WRITTEN INSTRUCTION: Transcribe all the records with complete accuracy.

(Stored records)
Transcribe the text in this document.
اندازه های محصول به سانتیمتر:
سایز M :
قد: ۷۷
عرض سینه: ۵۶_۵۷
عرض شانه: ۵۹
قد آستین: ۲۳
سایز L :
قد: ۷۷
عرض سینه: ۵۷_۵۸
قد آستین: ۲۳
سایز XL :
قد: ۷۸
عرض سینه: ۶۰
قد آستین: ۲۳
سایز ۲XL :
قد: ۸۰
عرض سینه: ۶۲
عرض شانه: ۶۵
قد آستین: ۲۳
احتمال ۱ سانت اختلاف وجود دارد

ANSWER TO THE PROBLEM:
Transcribe the text in this document.
اندازه های محصول به سانتیمتر:
سایز M :
قد: ۷۷
عرض سینه: ۵۶_۵۷
عرض شانه: ۵۹
قد آستین: ۲۳
سایز L :
قد: ۷۷
عرض سینه: ۵۷_۵۸
قد آستین: ۲۳
سایز XL :
قد: ۷۸
عرض سینه: ۶۰
قد آستین: ۲۳
سایز ۲XL :
قد: ۸۰
عرض سینه: ۶۲
عرض شانه: ۶۵
قد آستین: ۲۳
احتمال ۱ سانت اختلاف وجود دارد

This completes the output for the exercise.